Work required: Identify all lines below that hold "this" and collect them.

** START OF Supplied entries **

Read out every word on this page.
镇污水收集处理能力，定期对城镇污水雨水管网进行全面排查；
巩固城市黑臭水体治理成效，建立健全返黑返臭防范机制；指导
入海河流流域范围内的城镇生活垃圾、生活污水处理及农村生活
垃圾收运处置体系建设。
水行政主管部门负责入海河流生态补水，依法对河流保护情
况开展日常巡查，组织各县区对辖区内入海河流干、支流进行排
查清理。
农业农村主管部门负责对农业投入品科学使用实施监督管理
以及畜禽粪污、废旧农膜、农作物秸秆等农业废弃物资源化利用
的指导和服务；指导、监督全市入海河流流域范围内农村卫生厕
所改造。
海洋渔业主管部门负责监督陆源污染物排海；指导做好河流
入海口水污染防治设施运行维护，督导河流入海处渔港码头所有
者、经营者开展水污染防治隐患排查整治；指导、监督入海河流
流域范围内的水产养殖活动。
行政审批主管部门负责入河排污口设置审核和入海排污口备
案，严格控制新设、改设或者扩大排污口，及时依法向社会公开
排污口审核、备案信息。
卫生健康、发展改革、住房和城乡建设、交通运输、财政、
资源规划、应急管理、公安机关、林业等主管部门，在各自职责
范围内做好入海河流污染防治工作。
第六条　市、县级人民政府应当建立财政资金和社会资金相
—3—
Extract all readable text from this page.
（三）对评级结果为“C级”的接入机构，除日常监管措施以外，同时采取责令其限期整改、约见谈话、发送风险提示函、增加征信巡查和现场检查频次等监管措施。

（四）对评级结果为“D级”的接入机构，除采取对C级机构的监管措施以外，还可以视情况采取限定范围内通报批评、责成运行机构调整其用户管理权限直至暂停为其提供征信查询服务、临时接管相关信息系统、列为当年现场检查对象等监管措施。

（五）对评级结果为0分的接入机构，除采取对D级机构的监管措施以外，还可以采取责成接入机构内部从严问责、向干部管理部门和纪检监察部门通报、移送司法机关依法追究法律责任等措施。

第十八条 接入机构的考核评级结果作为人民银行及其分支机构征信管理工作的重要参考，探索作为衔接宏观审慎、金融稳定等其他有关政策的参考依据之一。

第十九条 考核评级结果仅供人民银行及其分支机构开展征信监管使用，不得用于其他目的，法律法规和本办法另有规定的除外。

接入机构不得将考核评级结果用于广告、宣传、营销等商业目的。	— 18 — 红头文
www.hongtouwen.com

** END OF Supplied entries **

Solution below:
Read out every word on this page.
Extract all readable text from this page.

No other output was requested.